• Задание:
Процитируйте без изменений фрагмент из текста о влиянии алкоголя на пищеварение, начиная со слов «Шитендер и Ментель» и заканчивая словами «врачей и гигиенистов.».

**** Исходный отрывок

Шитендер и Ментель доказали лабораторными опытами, что спиртные напитки задерживают химические процессы питания. Они приводят в соприкосновение питательные вещества с пищеварительными жидкостями и констатируют, что действие последних немедленно прекращается, если прибавить к ним 2% алкоголя. Виски, содержащее около 50% алкоголя, примешанное лишь в количестве 1% к желудочному соку, замедляет пищеварение на 6%. Мнение, что вино и спиртные напитки подкрепляют, основано единственно на том, что эти напитки возбуждают нервную систему и кажутся придающими силу.
Мы производили на самих себе и в своем семействе опыты, вполне подтвердившие теорию, признаваемую в настоящее время большинством врачей и гигиенистов.

********
**** Предоставленные строки

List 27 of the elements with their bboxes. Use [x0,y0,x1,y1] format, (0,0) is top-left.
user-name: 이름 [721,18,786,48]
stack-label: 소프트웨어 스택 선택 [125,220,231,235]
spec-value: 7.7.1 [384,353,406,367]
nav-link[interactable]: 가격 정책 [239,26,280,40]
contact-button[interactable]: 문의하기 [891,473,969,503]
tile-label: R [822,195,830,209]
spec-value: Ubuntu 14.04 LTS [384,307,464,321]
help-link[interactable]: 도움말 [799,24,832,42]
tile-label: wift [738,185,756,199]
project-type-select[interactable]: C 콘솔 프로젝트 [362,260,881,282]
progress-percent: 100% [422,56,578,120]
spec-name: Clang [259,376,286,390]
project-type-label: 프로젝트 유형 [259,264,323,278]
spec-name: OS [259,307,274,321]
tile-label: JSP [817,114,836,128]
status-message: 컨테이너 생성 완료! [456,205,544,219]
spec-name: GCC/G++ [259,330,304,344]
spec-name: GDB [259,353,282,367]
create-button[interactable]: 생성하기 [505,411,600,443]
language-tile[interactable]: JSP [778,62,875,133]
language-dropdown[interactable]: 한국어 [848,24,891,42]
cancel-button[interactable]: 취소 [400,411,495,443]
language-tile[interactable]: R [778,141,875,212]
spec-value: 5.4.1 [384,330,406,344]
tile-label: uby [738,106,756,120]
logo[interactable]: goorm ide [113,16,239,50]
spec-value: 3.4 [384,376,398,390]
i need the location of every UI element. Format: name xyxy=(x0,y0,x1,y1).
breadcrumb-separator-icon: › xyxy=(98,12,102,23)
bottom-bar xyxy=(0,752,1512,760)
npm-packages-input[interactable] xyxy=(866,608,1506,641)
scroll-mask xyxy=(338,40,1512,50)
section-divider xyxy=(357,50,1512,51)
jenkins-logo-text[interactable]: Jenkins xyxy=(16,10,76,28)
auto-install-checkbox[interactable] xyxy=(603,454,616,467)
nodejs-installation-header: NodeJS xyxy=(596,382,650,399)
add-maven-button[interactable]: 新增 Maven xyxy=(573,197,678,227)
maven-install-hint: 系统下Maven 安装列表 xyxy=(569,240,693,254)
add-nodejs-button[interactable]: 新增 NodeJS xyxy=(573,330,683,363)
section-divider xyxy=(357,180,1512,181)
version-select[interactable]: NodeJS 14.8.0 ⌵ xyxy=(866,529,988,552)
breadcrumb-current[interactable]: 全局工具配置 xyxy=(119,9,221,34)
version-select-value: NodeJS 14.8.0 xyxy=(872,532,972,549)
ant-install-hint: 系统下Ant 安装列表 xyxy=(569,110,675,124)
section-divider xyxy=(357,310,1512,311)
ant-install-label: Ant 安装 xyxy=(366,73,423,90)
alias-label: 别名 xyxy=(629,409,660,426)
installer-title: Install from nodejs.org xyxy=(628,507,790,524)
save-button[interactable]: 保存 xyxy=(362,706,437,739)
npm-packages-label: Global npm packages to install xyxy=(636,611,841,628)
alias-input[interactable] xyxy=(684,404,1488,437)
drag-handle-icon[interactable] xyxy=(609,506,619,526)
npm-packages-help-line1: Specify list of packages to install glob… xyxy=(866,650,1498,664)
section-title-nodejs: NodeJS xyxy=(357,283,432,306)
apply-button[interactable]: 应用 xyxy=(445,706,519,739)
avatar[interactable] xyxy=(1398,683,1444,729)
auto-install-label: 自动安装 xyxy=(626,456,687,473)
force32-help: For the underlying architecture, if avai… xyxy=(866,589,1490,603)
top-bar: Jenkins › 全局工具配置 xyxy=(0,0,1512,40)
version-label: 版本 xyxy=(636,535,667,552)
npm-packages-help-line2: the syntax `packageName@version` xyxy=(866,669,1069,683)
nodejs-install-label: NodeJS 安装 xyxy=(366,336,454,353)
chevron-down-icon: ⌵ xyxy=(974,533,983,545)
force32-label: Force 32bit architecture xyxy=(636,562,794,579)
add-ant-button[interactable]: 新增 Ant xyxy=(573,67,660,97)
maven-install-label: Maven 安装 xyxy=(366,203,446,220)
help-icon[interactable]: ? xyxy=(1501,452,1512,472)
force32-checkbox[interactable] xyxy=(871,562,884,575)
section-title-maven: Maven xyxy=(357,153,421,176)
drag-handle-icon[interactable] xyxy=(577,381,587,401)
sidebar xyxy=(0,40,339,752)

********

• Ответ на задание:
Шитендер и Ментель доказали лабораторными опытами, что спиртные напитки задерживают химические процессы питания. Они приводят в соприкосновение питательные вещества с пищеварительными жидкостями и констатируют, что действие последних немедленно прекращается, если прибавить к ним 2% алкоголя. Виски, содержащее около 50% алкоголя, примешанное лишь в количестве 1% к желудочному соку, замедляет пищеварение на 6%. Мнение, что вино и спиртные напитки подкрепляют, основано единственно на том, что эти напитки возбуждают нервную систему и кажутся придающими силу.
Мы производили на самих себе и в своем семействе опыты, вполне подтвердившие теорию, признаваемую в настоящее время большинством врачей и гигиенистов.